> EXERCISE AIM
Filter the records below for the word "Discount". Copy each line that holds it.

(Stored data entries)
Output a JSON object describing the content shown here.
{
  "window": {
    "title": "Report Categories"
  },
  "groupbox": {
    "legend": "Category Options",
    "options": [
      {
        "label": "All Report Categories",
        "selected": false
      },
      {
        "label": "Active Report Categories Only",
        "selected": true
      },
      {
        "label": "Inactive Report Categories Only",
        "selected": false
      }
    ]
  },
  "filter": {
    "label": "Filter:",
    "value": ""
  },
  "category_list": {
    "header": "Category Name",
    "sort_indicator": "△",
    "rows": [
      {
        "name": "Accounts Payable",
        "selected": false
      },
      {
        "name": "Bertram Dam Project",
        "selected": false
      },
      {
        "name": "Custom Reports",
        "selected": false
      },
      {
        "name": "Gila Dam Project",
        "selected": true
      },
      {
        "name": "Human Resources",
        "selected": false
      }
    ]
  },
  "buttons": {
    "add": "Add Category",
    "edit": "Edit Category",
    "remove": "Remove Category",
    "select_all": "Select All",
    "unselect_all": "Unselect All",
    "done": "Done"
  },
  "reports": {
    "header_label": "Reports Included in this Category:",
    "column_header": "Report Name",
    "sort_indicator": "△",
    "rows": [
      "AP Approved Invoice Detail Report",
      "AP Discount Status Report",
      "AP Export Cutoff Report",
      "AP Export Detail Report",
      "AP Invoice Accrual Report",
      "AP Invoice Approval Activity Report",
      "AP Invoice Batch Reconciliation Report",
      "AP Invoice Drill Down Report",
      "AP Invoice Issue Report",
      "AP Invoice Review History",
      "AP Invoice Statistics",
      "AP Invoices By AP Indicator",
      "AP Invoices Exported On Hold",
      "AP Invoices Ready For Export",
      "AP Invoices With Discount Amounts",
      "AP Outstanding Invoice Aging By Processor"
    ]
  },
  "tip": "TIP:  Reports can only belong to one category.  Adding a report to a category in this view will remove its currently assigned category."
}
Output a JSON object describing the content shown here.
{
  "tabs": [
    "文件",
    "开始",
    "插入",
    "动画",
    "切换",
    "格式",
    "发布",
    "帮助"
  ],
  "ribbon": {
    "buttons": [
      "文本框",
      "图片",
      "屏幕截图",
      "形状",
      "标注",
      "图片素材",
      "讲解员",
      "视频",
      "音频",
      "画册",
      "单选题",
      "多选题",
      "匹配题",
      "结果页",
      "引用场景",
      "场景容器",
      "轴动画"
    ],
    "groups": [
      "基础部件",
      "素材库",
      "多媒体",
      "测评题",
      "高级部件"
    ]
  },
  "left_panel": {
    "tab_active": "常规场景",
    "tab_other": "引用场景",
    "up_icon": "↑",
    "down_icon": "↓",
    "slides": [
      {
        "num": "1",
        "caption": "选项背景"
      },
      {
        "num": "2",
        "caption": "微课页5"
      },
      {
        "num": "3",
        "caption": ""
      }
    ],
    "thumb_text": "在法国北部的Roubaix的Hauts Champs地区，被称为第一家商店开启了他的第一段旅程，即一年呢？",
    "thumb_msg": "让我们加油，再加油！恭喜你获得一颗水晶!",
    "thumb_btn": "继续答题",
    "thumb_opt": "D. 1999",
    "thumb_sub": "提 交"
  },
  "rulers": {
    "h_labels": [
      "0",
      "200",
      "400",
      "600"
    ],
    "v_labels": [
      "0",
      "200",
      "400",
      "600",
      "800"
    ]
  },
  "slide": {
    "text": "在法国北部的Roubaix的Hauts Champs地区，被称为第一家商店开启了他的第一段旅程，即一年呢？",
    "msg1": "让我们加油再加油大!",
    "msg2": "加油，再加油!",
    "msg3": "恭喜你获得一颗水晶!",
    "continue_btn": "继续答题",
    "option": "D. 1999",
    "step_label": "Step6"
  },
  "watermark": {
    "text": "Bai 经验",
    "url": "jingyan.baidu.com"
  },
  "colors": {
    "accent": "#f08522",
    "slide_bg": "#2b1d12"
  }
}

...

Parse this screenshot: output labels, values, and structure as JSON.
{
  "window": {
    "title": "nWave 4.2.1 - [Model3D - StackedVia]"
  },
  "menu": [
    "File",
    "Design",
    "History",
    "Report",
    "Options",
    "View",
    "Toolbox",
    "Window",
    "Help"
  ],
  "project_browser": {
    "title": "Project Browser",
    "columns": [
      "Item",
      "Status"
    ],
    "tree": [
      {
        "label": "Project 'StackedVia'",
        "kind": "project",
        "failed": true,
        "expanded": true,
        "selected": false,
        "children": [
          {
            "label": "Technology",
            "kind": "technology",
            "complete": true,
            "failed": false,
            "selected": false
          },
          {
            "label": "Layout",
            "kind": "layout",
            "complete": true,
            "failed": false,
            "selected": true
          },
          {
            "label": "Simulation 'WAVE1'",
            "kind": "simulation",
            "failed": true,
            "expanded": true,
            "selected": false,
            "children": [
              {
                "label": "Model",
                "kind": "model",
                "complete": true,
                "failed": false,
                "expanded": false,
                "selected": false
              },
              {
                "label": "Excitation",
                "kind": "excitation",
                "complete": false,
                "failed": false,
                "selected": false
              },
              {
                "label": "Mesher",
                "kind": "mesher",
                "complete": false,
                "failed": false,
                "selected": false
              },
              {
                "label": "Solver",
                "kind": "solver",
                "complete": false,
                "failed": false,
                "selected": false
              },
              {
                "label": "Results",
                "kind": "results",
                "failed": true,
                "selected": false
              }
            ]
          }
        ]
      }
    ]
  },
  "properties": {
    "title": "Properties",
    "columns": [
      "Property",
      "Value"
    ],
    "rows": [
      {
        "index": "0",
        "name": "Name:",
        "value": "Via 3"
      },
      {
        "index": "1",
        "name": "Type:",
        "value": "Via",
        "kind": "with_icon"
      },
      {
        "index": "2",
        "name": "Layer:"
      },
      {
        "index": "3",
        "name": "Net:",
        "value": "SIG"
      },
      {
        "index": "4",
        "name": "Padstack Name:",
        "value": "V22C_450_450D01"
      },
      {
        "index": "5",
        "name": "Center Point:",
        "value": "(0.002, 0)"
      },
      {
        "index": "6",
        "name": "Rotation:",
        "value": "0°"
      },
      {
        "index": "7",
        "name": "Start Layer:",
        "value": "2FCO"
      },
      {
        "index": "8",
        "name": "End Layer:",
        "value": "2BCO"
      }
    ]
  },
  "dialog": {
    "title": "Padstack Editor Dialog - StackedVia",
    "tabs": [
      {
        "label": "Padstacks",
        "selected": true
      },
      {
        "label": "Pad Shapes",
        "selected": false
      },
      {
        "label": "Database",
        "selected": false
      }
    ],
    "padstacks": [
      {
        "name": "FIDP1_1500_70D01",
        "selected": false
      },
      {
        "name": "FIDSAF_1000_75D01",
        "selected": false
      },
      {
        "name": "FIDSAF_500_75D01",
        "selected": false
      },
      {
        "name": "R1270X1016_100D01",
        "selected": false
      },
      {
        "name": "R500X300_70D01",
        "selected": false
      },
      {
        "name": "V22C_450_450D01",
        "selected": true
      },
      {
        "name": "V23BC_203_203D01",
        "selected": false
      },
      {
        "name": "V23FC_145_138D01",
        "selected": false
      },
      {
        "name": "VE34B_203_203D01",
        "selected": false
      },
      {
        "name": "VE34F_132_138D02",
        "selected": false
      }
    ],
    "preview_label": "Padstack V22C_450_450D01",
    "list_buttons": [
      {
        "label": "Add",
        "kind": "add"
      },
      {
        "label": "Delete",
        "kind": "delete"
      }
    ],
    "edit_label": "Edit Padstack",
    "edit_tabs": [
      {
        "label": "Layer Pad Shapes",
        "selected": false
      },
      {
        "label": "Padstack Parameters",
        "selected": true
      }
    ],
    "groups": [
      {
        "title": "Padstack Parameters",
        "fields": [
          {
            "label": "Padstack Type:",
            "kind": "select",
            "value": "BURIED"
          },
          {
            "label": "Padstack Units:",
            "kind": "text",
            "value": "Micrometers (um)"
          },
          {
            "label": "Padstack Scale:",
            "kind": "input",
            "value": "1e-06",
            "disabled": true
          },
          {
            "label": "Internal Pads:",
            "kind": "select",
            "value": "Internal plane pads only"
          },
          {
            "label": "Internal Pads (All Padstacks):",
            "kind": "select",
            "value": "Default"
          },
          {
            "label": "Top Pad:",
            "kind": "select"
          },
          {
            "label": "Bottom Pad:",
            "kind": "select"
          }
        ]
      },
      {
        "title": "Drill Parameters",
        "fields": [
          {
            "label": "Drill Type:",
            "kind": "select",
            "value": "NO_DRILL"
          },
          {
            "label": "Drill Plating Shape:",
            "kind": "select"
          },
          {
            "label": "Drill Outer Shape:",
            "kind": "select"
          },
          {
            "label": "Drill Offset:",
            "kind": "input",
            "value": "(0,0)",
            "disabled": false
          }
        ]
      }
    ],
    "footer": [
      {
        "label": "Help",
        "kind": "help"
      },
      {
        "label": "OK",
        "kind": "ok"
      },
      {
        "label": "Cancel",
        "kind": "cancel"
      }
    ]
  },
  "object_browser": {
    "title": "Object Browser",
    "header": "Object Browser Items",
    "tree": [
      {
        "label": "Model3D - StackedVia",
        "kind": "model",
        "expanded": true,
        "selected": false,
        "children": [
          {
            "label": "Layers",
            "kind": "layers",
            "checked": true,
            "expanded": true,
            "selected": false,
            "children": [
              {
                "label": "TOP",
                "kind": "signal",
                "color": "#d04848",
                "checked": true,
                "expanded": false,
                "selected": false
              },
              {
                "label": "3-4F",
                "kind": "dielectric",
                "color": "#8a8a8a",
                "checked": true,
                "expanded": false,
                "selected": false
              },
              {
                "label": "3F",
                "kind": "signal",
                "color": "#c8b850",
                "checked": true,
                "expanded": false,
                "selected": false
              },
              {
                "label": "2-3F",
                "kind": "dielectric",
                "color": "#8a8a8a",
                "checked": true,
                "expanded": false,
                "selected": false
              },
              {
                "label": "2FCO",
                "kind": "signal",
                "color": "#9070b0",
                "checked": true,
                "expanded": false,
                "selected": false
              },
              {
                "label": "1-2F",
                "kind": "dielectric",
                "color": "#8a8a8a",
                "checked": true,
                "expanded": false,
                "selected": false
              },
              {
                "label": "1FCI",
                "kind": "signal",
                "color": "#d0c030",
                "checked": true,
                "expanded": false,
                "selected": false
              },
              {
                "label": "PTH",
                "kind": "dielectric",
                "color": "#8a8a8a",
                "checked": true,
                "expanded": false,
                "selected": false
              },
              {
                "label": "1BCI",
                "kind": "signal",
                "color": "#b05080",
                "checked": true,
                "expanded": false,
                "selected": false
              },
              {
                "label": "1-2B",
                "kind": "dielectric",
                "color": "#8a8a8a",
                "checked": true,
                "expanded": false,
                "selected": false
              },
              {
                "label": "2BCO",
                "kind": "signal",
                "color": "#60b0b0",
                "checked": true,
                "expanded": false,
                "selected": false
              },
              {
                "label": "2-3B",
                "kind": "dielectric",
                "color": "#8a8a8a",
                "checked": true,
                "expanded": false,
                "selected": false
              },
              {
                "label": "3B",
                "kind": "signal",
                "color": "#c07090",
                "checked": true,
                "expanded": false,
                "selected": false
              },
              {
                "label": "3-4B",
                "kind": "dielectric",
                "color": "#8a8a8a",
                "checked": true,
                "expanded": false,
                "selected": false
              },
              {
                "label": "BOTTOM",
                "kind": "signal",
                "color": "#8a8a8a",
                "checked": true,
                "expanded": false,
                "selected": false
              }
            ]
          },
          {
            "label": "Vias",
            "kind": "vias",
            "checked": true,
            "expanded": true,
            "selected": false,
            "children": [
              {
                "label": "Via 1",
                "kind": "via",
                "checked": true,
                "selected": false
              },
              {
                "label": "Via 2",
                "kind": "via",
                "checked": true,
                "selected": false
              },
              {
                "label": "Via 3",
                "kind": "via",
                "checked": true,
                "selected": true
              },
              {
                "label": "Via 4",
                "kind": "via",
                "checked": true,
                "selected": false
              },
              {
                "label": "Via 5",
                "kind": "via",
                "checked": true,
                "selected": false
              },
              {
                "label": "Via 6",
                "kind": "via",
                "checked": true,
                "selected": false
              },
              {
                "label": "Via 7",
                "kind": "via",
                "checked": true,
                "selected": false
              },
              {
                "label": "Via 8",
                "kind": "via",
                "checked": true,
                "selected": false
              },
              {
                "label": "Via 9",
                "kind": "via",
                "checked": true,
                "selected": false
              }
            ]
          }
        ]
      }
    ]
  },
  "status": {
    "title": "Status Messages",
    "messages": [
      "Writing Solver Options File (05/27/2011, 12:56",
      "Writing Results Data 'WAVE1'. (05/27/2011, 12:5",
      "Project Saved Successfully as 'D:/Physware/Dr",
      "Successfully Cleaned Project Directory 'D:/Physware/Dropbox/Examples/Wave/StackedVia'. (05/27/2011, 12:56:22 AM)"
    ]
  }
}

> IN RESPONSE
      "AP Discount Status Report",
      "AP Invoices With Discount Amounts",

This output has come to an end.